Problem details >>
Could you output each line of the data that follows exactly?

--- begin Given entries ---

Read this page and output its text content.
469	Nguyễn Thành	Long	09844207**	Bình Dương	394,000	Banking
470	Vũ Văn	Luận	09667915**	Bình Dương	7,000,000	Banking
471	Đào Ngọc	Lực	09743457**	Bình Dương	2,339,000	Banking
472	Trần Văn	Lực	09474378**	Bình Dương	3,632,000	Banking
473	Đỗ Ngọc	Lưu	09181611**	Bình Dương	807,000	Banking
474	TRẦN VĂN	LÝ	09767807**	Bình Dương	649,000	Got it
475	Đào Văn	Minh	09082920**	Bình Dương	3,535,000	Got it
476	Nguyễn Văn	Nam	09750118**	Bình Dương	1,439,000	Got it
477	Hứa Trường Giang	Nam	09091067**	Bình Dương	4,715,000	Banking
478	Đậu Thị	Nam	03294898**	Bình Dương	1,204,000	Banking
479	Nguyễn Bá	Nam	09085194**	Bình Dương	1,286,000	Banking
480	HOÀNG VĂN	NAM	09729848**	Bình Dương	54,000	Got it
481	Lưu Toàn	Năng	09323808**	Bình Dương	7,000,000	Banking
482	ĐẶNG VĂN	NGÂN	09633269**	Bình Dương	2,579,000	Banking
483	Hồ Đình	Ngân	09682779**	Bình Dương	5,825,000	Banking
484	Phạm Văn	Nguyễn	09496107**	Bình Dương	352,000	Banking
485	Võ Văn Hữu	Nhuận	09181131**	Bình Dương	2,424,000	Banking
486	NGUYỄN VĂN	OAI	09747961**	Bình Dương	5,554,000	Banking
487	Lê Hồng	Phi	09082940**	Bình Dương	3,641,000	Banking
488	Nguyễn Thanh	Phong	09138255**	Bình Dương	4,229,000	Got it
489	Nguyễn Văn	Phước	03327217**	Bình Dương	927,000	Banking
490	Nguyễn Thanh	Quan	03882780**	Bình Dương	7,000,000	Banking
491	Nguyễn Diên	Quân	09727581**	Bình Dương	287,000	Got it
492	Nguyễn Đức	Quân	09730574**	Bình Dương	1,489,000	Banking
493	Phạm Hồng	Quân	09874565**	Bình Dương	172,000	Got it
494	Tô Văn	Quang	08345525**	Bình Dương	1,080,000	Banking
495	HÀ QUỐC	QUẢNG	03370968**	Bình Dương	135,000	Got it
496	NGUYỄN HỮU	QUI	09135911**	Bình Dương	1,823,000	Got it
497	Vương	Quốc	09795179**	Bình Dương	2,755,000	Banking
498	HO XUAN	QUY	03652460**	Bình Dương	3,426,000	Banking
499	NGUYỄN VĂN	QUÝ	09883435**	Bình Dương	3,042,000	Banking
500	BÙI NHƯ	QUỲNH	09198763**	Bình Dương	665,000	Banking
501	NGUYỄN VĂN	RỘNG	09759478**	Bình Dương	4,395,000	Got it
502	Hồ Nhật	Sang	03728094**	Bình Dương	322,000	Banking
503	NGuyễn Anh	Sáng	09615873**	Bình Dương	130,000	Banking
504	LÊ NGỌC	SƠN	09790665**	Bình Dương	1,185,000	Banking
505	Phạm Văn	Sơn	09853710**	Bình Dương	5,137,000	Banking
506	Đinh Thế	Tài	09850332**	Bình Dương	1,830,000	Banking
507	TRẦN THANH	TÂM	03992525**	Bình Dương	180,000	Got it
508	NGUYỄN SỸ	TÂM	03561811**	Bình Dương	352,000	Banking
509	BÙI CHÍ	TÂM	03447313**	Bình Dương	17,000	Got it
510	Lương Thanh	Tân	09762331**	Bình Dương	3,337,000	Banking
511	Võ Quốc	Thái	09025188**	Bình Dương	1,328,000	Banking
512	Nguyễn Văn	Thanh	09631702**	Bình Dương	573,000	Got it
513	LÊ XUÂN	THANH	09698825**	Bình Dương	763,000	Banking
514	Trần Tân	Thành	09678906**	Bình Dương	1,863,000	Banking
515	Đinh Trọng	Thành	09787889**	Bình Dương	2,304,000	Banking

--- end Given entries ---

Response to this exercise >>
Read this page and output its text content.
469	Nguyễn Thành	Long	09844207**	Bình Dương	394,000	Banking
470	Vũ Văn	Luận	09667915**	Bình Dương	7,000,000	Banking
471	Đào Ngọc	Lực	09743457**	Bình Dương	2,339,000	Banking
472	Trần Văn	Lực	09474378**	Bình Dương	3,632,000	Banking
473	Đỗ Ngọc	Lưu	09181611**	Bình Dương	807,000	Banking
474	TRẦN VĂN	LÝ	09767807**	Bình Dương	649,000	Got it
475	Đào Văn	Minh	09082920**	Bình Dương	3,535,000	Got it
476	Nguyễn Văn	Nam	09750118**	Bình Dương	1,439,000	Got it
477	Hứa Trường Giang	Nam	09091067**	Bình Dương	4,715,000	Banking
478	Đậu Thị	Nam	03294898**	Bình Dương	1,204,000	Banking
479	Nguyễn Bá	Nam	09085194**	Bình Dương	1,286,000	Banking
480	HOÀNG VĂN	NAM	09729848**	Bình Dương	54,000	Got it
481	Lưu Toàn	Năng	09323808**	Bình Dương	7,000,000	Banking
482	ĐẶNG VĂN	NGÂN	09633269**	Bình Dương	2,579,000	Banking
483	Hồ Đình	Ngân	09682779**	Bình Dương	5,825,000	Banking
484	Phạm Văn	Nguyễn	09496107**	Bình Dương	352,000	Banking
485	Võ Văn Hữu	Nhuận	09181131**	Bình Dương	2,424,000	Banking
486	NGUYỄN VĂN	OAI	09747961**	Bình Dương	5,554,000	Banking
487	Lê Hồng	Phi	09082940**	Bình Dương	3,641,000	Banking
488	Nguyễn Thanh	Phong	09138255**	Bình Dương	4,229,000	Got it
489	Nguyễn Văn	Phước	03327217**	Bình Dương	927,000	Banking
490	Nguyễn Thanh	Quan	03882780**	Bình Dương	7,000,000	Banking
491	Nguyễn Diên	Quân	09727581**	Bình Dương	287,000	Got it
492	Nguyễn Đức	Quân	09730574**	Bình Dương	1,489,000	Banking
493	Phạm Hồng	Quân	09874565**	Bình Dương	172,000	Got it
494	Tô Văn	Quang	08345525**	Bình Dương	1,080,000	Banking
495	HÀ QUỐC	QUẢNG	03370968**	Bình Dương	135,000	Got it
496	NGUYỄN HỮU	QUI	09135911**	Bình Dương	1,823,000	Got it
497	Vương	Quốc	09795179**	Bình Dương	2,755,000	Banking
498	HO XUAN	QUY	03652460**	Bình Dương	3,426,000	Banking
499	NGUYỄN VĂN	QUÝ	09883435**	Bình Dương	3,042,000	Banking
500	BÙI NHƯ	QUỲNH	09198763**	Bình Dương	665,000	Banking
501	NGUYỄN VĂN	RỘNG	09759478**	Bình Dương	4,395,000	Got it
502	Hồ Nhật	Sang	03728094**	Bình Dương	322,000	Banking
503	NGuyễn Anh	Sáng	09615873**	Bình Dương	130,000	Banking
504	LÊ NGỌC	SƠN	09790665**	Bình Dương	1,185,000	Banking
505	Phạm Văn	Sơn	09853710**	Bình Dương	5,137,000	Banking
506	Đinh Thế	Tài	09850332**	Bình Dương	1,830,000	Banking
507	TRẦN THANH	TÂM	03992525**	Bình Dương	180,000	Got it
508	NGUYỄN SỸ	TÂM	03561811**	Bình Dương	352,000	Banking
509	BÙI CHÍ	TÂM	03447313**	Bình Dương	17,000	Got it
510	Lương Thanh	Tân	09762331**	Bình Dương	3,337,000	Banking
511	Võ Quốc	Thái	09025188**	Bình Dương	1,328,000	Banking
512	Nguyễn Văn	Thanh	09631702**	Bình Dương	573,000	Got it
513	LÊ XUÂN	THANH	09698825**	Bình Dương	763,000	Banking
514	Trần Tân	Thành	09678906**	Bình Dương	1,863,000	Banking
515	Đinh Trọng	Thành	09787889**	Bình Dương	2,304,000	Banking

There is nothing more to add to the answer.